__EXERCISE DIRECTIONS__. Repeat the entries below exactly as they appear, with no pictures.

____________

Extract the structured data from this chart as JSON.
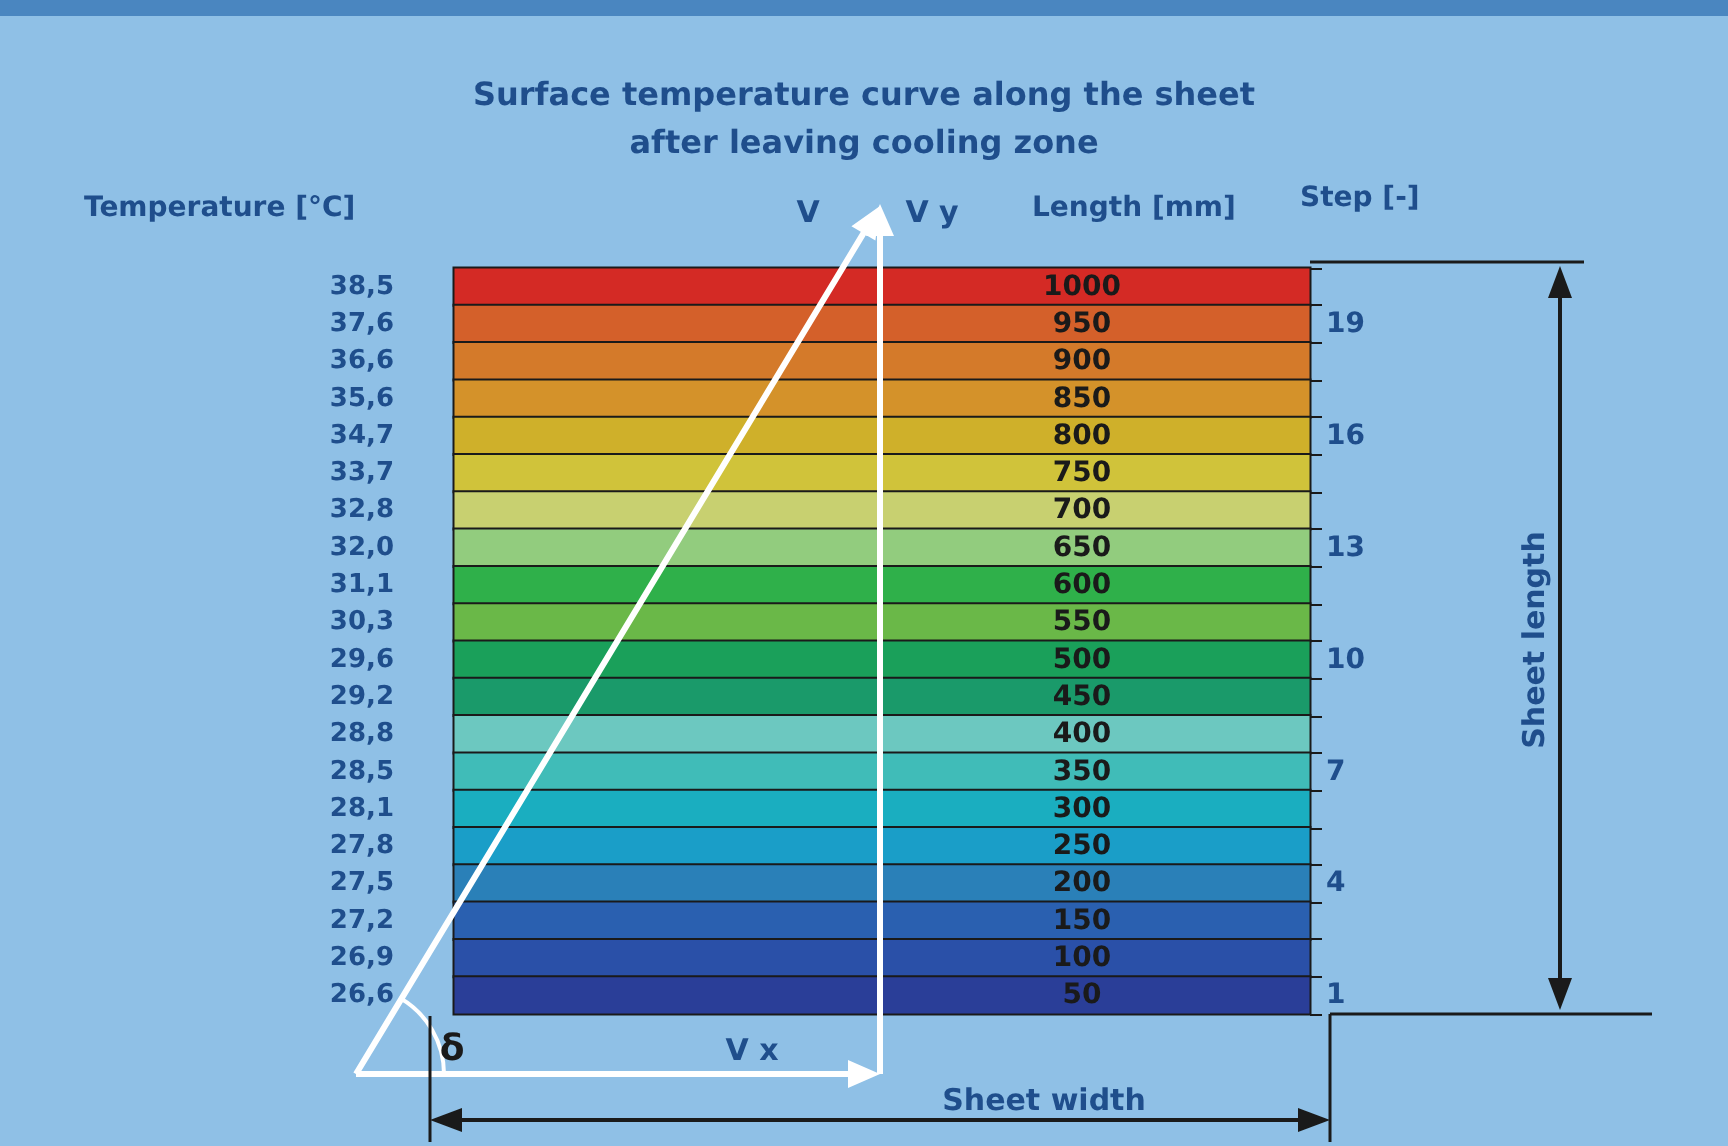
{
  "chart_data": {
    "type": "heatmap",
    "title": "Surface temperature curve along the sheet\nafter leaving cooling zone",
    "xlabel": "Length [mm]",
    "ylabel": "Temperature [°C]",
    "y2label": "Step [-]",
    "categories": [
      null
    ],
    "y_categories": [
      "38,5",
      "37,6",
      "36,6",
      "35,6",
      "34,7",
      "33,7",
      "32,8",
      "32,0",
      "31,1",
      "30,3",
      "29,6",
      "29,2",
      "28,8",
      "28,5",
      "28,1",
      "27,8",
      "27,5",
      "27,2",
      "26,9",
      "26,6"
    ],
    "y2_categories": [
      null,
      "19",
      null,
      null,
      "16",
      null,
      null,
      "13",
      null,
      null,
      "10",
      null,
      null,
      "7",
      null,
      null,
      "4",
      null,
      null,
      "1"
    ],
    "cells": [
      [
        1000
      ],
      [
        950
      ],
      [
        900
      ],
      [
        850
      ],
      [
        800
      ],
      [
        750
      ],
      [
        700
      ],
      [
        650
      ],
      [
        600
      ],
      [
        550
      ],
      [
        500
      ],
      [
        450
      ],
      [
        400
      ],
      [
        350
      ],
      [
        300
      ],
      [
        250
      ],
      [
        200
      ],
      [
        150
      ],
      [
        100
      ],
      [
        50
      ]
    ],
    "colors": [
      "#d42a25",
      "#d4602a",
      "#d47a2a",
      "#d4922a",
      "#cfb02a",
      "#d0c33a",
      "#c8d070",
      "#92cc7e",
      "#2fb04a",
      "#6ab848",
      "#1aa05a",
      "#1a9a6a",
      "#6cc8c0",
      "#40bcb8",
      "#1aaec0",
      "#1a9ec8",
      "#2a80b8",
      "#2a60b0",
      "#2a50a8",
      "#2a3e98"
    ],
    "data_labels": true,
    "annotations": [
      "V",
      "V y",
      "V x",
      "δ",
      "Sheet width",
      "Sheet length"
    ]
  }
}
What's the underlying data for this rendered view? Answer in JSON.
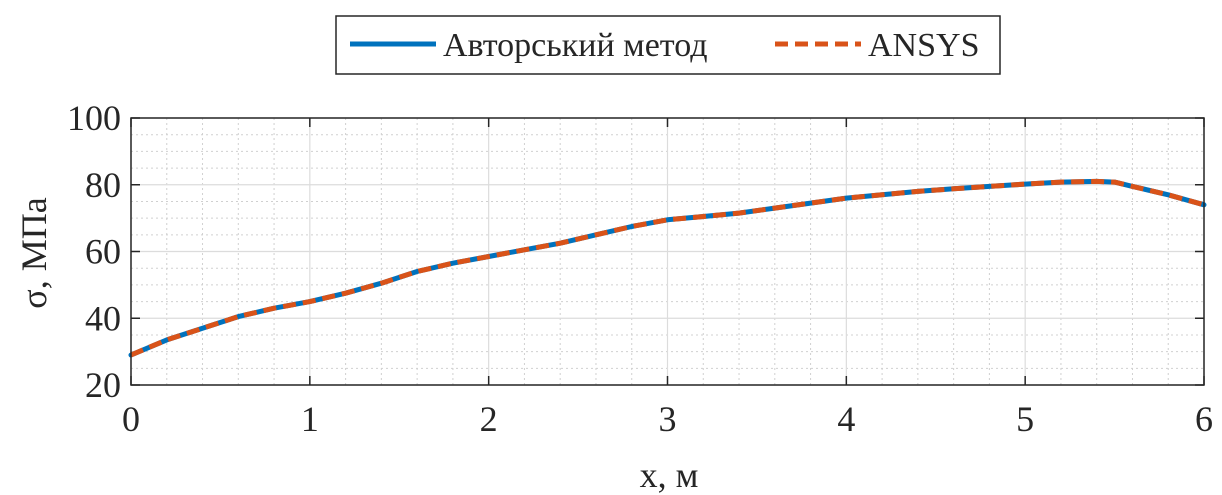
{
  "chart_data": {
    "type": "line",
    "xlabel": "x, м",
    "ylabel": "σ, МПа",
    "xlim": [
      0,
      6
    ],
    "ylim": [
      20,
      100
    ],
    "xticks": [
      "0",
      "1",
      "2",
      "3",
      "4",
      "5",
      "6"
    ],
    "yticks": [
      "20",
      "40",
      "60",
      "80",
      "100"
    ],
    "grid": true,
    "minor_grid": true,
    "legend_placement": "top-center, outside",
    "series": [
      {
        "name": "Авторський метод",
        "color": "#0072BD",
        "style": "solid",
        "x": [
          0,
          0.2,
          0.4,
          0.6,
          0.8,
          1.0,
          1.2,
          1.4,
          1.6,
          1.8,
          2.0,
          2.2,
          2.4,
          2.6,
          2.8,
          3.0,
          3.2,
          3.4,
          3.6,
          3.8,
          4.0,
          4.2,
          4.4,
          4.6,
          4.8,
          5.0,
          5.2,
          5.4,
          5.5,
          5.6,
          5.8,
          6.0
        ],
        "y": [
          29,
          33.5,
          37,
          40.5,
          43,
          45,
          47.5,
          50.5,
          54,
          56.5,
          58.5,
          60.5,
          62.5,
          65,
          67.5,
          69.5,
          70.5,
          71.5,
          73,
          74.5,
          76,
          77,
          78,
          78.8,
          79.5,
          80.2,
          80.8,
          81,
          80.8,
          79.5,
          77,
          74
        ]
      },
      {
        "name": "ANSYS",
        "color": "#D95319",
        "style": "dashed",
        "x": [
          0,
          0.2,
          0.4,
          0.6,
          0.8,
          1.0,
          1.2,
          1.4,
          1.6,
          1.8,
          2.0,
          2.2,
          2.4,
          2.6,
          2.8,
          3.0,
          3.2,
          3.4,
          3.6,
          3.8,
          4.0,
          4.2,
          4.4,
          4.6,
          4.8,
          5.0,
          5.2,
          5.4,
          5.5,
          5.6,
          5.8,
          6.0
        ],
        "y": [
          29,
          33.5,
          37,
          40.5,
          43,
          45,
          47.5,
          50.5,
          54,
          56.5,
          58.5,
          60.5,
          62.5,
          65,
          67.5,
          69.5,
          70.5,
          71.5,
          73,
          74.5,
          76,
          77,
          78,
          78.8,
          79.5,
          80.2,
          80.8,
          81,
          80.8,
          79.5,
          77,
          74
        ]
      }
    ]
  }
}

____________

__FINAL RESULT__.
Extract the structured data from this chart as JSON.
{
  "chart_data": {
    "type": "heatmap",
    "title": "Surface temperature curve along the sheet\nafter leaving cooling zone",
    "xlabel": "Length [mm]",
    "ylabel": "Temperature [°C]",
    "y2label": "Step [-]",
    "categories": [
      null
    ],
    "y_categories": [
      "38,5",
      "37,6",
      "36,6",
      "35,6",
      "34,7",
      "33,7",
      "32,8",
      "32,0",
      "31,1",
      "30,3",
      "29,6",
      "29,2",
      "28,8",
      "28,5",
      "28,1",
      "27,8",
      "27,5",
      "27,2",
      "26,9",
      "26,6"
    ],
    "y2_categories": [
      null,
      "19",
      null,
      null,
      "16",
      null,
      null,
      "13",
      null,
      null,
      "10",
      null,
      null,
      "7",
      null,
      null,
      "4",
      null,
      null,
      "1"
    ],
    "cells": [
      [
        1000
      ],
      [
        950
      ],
      [
        900
      ],
      [
        850
      ],
      [
        800
      ],
      [
        750
      ],
      [
        700
      ],
      [
        650
      ],
      [
        600
      ],
      [
        550
      ],
      [
        500
      ],
      [
        450
      ],
      [
        400
      ],
      [
        350
      ],
      [
        300
      ],
      [
        250
      ],
      [
        200
      ],
      [
        150
      ],
      [
        100
      ],
      [
        50
      ]
    ],
    "colors": [
      "#d42a25",
      "#d4602a",
      "#d47a2a",
      "#d4922a",
      "#cfb02a",
      "#d0c33a",
      "#c8d070",
      "#92cc7e",
      "#2fb04a",
      "#6ab848",
      "#1aa05a",
      "#1a9a6a",
      "#6cc8c0",
      "#40bcb8",
      "#1aaec0",
      "#1a9ec8",
      "#2a80b8",
      "#2a60b0",
      "#2a50a8",
      "#2a3e98"
    ],
    "data_labels": true,
    "annotations": [
      "V",
      "V y",
      "V x",
      "δ",
      "Sheet width",
      "Sheet length"
    ]
  }
}
What's the underlying data for this rendered view? Answer in JSON.
{
  "chart_data": {
    "type": "line",
    "xlabel": "x, м",
    "ylabel": "σ, МПа",
    "xlim": [
      0,
      6
    ],
    "ylim": [
      20,
      100
    ],
    "xticks": [
      "0",
      "1",
      "2",
      "3",
      "4",
      "5",
      "6"
    ],
    "yticks": [
      "20",
      "40",
      "60",
      "80",
      "100"
    ],
    "grid": true,
    "minor_grid": true,
    "legend_placement": "top-center, outside",
    "series": [
      {
        "name": "Авторський метод",
        "color": "#0072BD",
        "style": "solid",
        "x": [
          0,
          0.2,
          0.4,
          0.6,
          0.8,
          1.0,
          1.2,
          1.4,
          1.6,
          1.8,
          2.0,
          2.2,
          2.4,
          2.6,
          2.8,
          3.0,
          3.2,
          3.4,
          3.6,
          3.8,
          4.0,
          4.2,
          4.4,
          4.6,
          4.8,
          5.0,
          5.2,
          5.4,
          5.5,
          5.6,
          5.8,
          6.0
        ],
        "y": [
          29,
          33.5,
          37,
          40.5,
          43,
          45,
          47.5,
          50.5,
          54,
          56.5,
          58.5,
          60.5,
          62.5,
          65,
          67.5,
          69.5,
          70.5,
          71.5,
          73,
          74.5,
          76,
          77,
          78,
          78.8,
          79.5,
          80.2,
          80.8,
          81,
          80.8,
          79.5,
          77,
          74
        ]
      },
      {
        "name": "ANSYS",
        "color": "#D95319",
        "style": "dashed",
        "x": [
          0,
          0.2,
          0.4,
          0.6,
          0.8,
          1.0,
          1.2,
          1.4,
          1.6,
          1.8,
          2.0,
          2.2,
          2.4,
          2.6,
          2.8,
          3.0,
          3.2,
          3.4,
          3.6,
          3.8,
          4.0,
          4.2,
          4.4,
          4.6,
          4.8,
          5.0,
          5.2,
          5.4,
          5.5,
          5.6,
          5.8,
          6.0
        ],
        "y": [
          29,
          33.5,
          37,
          40.5,
          43,
          45,
          47.5,
          50.5,
          54,
          56.5,
          58.5,
          60.5,
          62.5,
          65,
          67.5,
          69.5,
          70.5,
          71.5,
          73,
          74.5,
          76,
          77,
          78,
          78.8,
          79.5,
          80.2,
          80.8,
          81,
          80.8,
          79.5,
          77,
          74
        ]
      }
    ]
  }
}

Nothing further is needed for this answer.